**OBJECTIVE**:
Reproduce the following records exactly from the line containing "Serialize everything readable" onward, ending with the last line and including it.

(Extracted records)
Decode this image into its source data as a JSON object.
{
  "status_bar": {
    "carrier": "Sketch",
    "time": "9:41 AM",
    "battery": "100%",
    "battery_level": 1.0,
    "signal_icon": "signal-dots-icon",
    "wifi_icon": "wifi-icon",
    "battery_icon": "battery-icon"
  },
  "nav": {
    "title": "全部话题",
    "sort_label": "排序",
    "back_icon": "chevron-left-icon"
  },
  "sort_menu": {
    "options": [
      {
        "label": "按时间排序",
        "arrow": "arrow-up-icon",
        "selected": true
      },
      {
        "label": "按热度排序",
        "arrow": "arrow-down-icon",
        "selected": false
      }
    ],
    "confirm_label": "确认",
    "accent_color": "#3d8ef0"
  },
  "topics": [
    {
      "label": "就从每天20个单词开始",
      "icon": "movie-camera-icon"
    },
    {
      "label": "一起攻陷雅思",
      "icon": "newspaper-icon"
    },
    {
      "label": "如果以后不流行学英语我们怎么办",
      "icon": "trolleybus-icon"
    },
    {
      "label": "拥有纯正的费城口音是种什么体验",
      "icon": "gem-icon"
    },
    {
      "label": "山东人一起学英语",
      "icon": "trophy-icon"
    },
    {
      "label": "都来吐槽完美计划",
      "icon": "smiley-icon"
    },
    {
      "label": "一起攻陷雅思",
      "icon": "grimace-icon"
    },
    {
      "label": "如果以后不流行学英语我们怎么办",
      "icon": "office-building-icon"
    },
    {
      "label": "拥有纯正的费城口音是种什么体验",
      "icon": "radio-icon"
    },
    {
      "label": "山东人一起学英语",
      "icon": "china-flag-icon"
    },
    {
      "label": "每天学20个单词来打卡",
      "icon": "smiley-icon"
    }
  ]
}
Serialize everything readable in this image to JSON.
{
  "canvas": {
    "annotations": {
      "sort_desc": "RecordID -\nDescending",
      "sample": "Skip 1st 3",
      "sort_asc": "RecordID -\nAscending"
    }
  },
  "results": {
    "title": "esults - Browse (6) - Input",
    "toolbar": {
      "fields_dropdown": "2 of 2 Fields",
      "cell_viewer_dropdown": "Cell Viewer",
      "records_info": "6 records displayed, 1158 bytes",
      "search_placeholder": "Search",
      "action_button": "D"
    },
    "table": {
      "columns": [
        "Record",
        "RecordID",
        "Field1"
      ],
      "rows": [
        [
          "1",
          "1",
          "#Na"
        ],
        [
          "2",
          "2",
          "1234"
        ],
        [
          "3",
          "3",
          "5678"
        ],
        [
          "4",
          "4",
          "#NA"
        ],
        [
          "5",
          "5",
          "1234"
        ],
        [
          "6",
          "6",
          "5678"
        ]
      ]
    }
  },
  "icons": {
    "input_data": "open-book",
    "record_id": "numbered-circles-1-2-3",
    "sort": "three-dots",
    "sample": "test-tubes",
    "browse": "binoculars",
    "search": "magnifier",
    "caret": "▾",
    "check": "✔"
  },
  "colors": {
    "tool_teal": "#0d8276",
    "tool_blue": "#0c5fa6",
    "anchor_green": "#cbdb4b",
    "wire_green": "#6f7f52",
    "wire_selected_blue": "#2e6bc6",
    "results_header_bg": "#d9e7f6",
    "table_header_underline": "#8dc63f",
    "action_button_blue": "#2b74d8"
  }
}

**PROBLEM SOLUTION**:
Serialize everything readable in this image to JSON.
{
  "canvas": {
    "annotations": {
      "sort_desc": "RecordID -\nDescending",
      "sample": "Skip 1st 3",
      "sort_asc": "RecordID -\nAscending"
    }
  },
  "results": {
    "title": "esults - Browse (6) - Input",
    "toolbar": {
      "fields_dropdown": "2 of 2 Fields",
      "cell_viewer_dropdown": "Cell Viewer",
      "records_info": "6 records displayed, 1158 bytes",
      "search_placeholder": "Search",
      "action_button": "D"
    },
    "table": {
      "columns": [
        "Record",
        "RecordID",
        "Field1"
      ],
      "rows": [
        [
          "1",
          "1",
          "#Na"
        ],
        [
          "2",
          "2",
          "1234"
        ],
        [
          "3",
          "3",
          "5678"
        ],
        [
          "4",
          "4",
          "#NA"
        ],
        [
          "5",
          "5",
          "1234"
        ],
        [
          "6",
          "6",
          "5678"
        ]
      ]
    }
  },
  "icons": {
    "input_data": "open-book",
    "record_id": "numbered-circles-1-2-3",
    "sort": "three-dots",
    "sample": "test-tubes",
    "browse": "binoculars",
    "search": "magnifier",
    "caret": "▾",
    "check": "✔"
  },
  "colors": {
    "tool_teal": "#0d8276",
    "tool_blue": "#0c5fa6",
    "anchor_green": "#cbdb4b",
    "wire_green": "#6f7f52",
    "wire_selected_blue": "#2e6bc6",
    "results_header_bg": "#d9e7f6",
    "table_header_underline": "#8dc63f",
    "action_button_blue": "#2b74d8"
  }
}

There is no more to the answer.